DO THIS:
Wherever a line holds the string "emissions", copy that line.

RECORDS:

══════

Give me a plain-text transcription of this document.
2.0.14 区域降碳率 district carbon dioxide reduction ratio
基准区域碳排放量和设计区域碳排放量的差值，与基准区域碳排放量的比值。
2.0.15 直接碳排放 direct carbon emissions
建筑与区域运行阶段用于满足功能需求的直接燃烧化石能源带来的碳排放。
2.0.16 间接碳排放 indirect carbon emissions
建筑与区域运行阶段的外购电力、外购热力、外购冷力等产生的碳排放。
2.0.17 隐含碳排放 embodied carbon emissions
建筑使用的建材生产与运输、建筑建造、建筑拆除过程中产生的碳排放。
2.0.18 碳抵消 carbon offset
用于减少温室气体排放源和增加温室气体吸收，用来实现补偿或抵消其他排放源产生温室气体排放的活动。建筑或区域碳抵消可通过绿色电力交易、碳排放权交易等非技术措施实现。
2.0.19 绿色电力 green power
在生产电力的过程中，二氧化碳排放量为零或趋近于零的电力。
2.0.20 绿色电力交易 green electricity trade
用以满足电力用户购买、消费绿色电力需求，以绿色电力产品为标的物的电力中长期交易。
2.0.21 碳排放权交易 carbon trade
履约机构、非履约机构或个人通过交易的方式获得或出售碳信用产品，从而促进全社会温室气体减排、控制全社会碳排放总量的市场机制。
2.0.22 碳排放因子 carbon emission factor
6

══════

TASK RESPONSE:
2.0.15 直接碳排放 direct carbon emissions
2.0.16 间接碳排放 indirect carbon emissions
2.0.17 隐含碳排放 embodied carbon emissions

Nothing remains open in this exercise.